## Build an Open-Domain Question-Answering System With BERT and `ktrain`

We first install `ktrain` and load a dataset into a Python list. We use the [20 Newsgroups dataset](https://scikit-learn.org/0.19/datasets/twenty_newsgroups.html) in this example.

In [31]:
!pip3 install -q ktrain

In [None]:
# load 20newsgroups datset into an array
from sklearn.datasets import fetch_20newsgroups
remove = ('headers', 'footers', 'quotes')
newsgroups_train = fetch_20newsgroups(subset='train', remove=remove)
newsgroups_test = fetch_20newsgroups(subset='test', remove=remove)
docs = newsgroups_train.data +  newsgroups_test.data

Next, we will import `ktrain` modules and set the location of the search index.

In [33]:
import ktrain
from ktrain import text

In [34]:
INDEXDIR = '/tmp/myindex'

### STEP 1: Create a Search Index

In [None]:
text.SimpleQA.initialize_index(INDEXDIR)
text.SimpleQA.index_from_list(docs, INDEXDIR, commit_every=len(docs))

### STEP 2: Create a QA Instance

In [27]:
qa = text.SimpleQA(INDEXDIR)

### Ask Questions!

##### Space Question

In [28]:
answers = qa.ask('When did the Cassini probe launch?')
qa.display_answers(answers[:5])

Unnamed: 0,Candidate Answer,Context,Confidence,Document Reference
0,in october of 1997,cassini is scheduled for launch aboard a titan iv / centaur in october of 1997 .,0.819034,59
1,"on january 26,1962","ranger 3, launched on january 26,1962 , was intended to land an instrument capsule on the surface of the moon, but problems during the launch caused the probe to miss the moon and head into solar orbit.",0.151228,8525
2,- 10 / 06 / 97,key scheduled dates for the cassini mission (vvejga trajectory)-------------------------------------------------------------10 / 06 / 97-titan iv / centaur launch 04 / 21 / 98-venus 1 gravity assist 06 / 20 / 99-venus 2 gravity assist 08 / 16 / 99-earth gravity assist 12 / 30 / 00-jupiter gravity assist 06 / 25 / 04-saturn arrival 01 / 09 / 05-titan probe release 01 / 30 / 05-titan probe entry 06 / 25 / 08-end of primary mission (schedule last updated 7 / 22 / 92) - 10 / 06 / 97,0.029694,59
3,* 98,"cassini * * * * * * * * * * * * * * * * * * 98 ,115 * * * *",2.6e-05,5356
4,the latter part of the 1990s,"scheduled for launch in the latter part of the 1990s , the craf and cassini missions are a collaborative project of nasa, the european space agency and the federal space agencies of germany and italy, as well as the united states air force and the department of energy.",1.7e-05,18684


As shown above, the top candidate answer of **October 1997** is the correct one.  (This won't always be the case, but it is here.)

● ● ● ●

§ EXERCISE PROMPT: Rewrite the question-answering tutorial from "We first install" up to and including "('headers', 'footers', 'quotes')", replacing "Python list" with "Python array".

§ STORED DATA:
● ● ● ●

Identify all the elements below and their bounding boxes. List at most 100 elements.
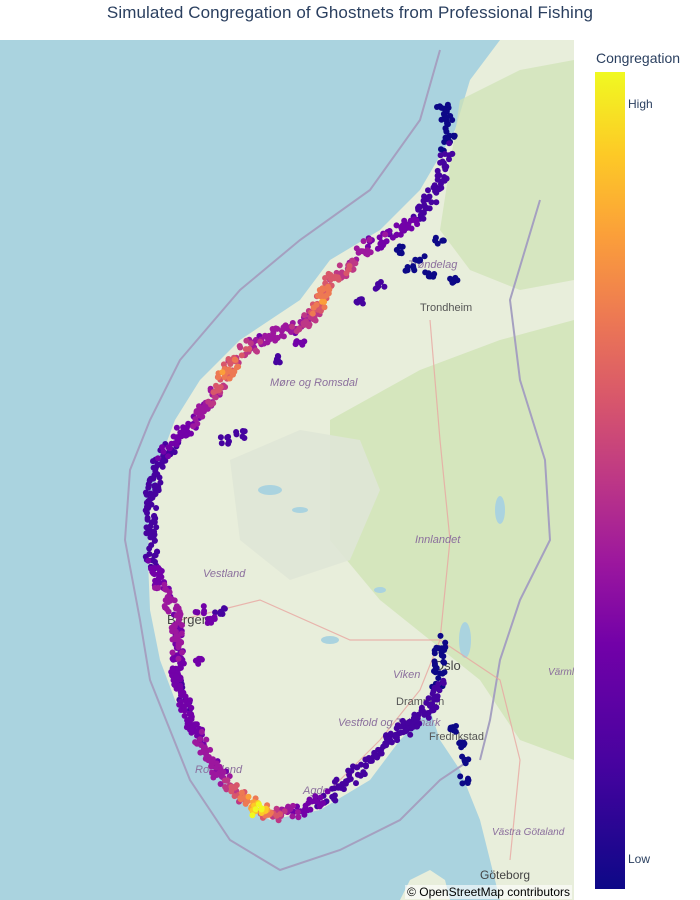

● ● ● ●

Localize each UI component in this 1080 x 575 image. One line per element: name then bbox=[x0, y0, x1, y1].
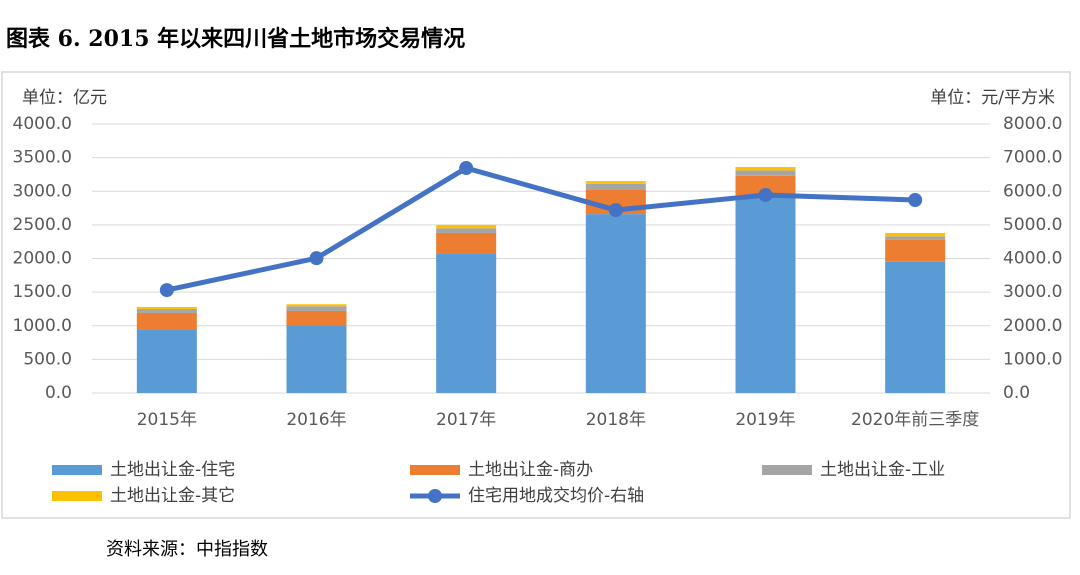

● ● ● ●

§ EXERCISE RESPONSE:
We first install `ktrain` and load a dataset into a Python array. We use the [20 Newsgroups dataset](https://scikit-learn.org/0.19/datasets/twenty_newsgroups.html) in this example.

In [31]:
!pip3 install -q ktrain

In [None]:
# load 20newsgroups datset into an array
from sklearn.datasets import fetch_20newsgroups
remove = ('headers', 'footers', 'quotes')